▶ Written task
Output the records. Match them exactly.

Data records

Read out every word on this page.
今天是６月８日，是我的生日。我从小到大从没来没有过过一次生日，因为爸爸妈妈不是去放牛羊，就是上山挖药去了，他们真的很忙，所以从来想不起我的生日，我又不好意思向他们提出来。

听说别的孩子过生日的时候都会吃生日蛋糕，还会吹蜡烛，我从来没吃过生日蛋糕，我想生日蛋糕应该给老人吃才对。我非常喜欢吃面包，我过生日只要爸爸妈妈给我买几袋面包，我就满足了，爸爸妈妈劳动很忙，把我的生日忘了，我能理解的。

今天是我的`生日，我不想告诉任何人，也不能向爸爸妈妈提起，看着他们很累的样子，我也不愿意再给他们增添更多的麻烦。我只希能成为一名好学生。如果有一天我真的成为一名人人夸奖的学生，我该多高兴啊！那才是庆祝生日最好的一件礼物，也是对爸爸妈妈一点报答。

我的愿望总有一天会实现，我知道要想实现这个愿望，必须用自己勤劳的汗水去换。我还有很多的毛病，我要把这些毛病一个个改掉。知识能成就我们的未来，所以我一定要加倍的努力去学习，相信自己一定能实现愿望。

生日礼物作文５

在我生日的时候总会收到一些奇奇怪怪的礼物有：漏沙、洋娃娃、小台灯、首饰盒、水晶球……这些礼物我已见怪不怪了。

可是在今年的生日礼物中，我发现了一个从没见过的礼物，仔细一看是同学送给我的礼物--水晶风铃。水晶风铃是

▶ Written reply
Read out every word on this page.
今天是６月８日，是我的生日。我从小到大从没来没有过过一次生日，因为爸爸妈妈不是去放牛羊，就是上山挖药去了，他们真的很忙，所以从来想不起我的生日，我又不好意思向他们提出来。

听说别的孩子过生日的时候都会吃生日蛋糕，还会吹蜡烛，我从来没吃过生日蛋糕，我想生日蛋糕应该给老人吃才对。我非常喜欢吃面包，我过生日只要爸爸妈妈给我买几袋面包，我就满足了，爸爸妈妈劳动很忙，把我的生日忘了，我能理解的。

今天是我的`生日，我不想告诉任何人，也不能向爸爸妈妈提起，看着他们很累的样子，我也不愿意再给他们增添更多的麻烦。我只希能成为一名好学生。如果有一天我真的成为一名人人夸奖的学生，我该多高兴啊！那才是庆祝生日最好的一件礼物，也是对爸爸妈妈一点报答。

我的愿望总有一天会实现，我知道要想实现这个愿望，必须用自己勤劳的汗水去换。我还有很多的毛病，我要把这些毛病一个个改掉。知识能成就我们的未来，所以我一定要加倍的努力去学习，相信自己一定能实现愿望。

生日礼物作文５

在我生日的时候总会收到一些奇奇怪怪的礼物有：漏沙、洋娃娃、小台灯、首饰盒、水晶球……这些礼物我已见怪不怪了。

可是在今年的生日礼物中，我发现了一个从没见过的礼物，仔细一看是同学送给我的礼物--水晶风铃。水晶风铃是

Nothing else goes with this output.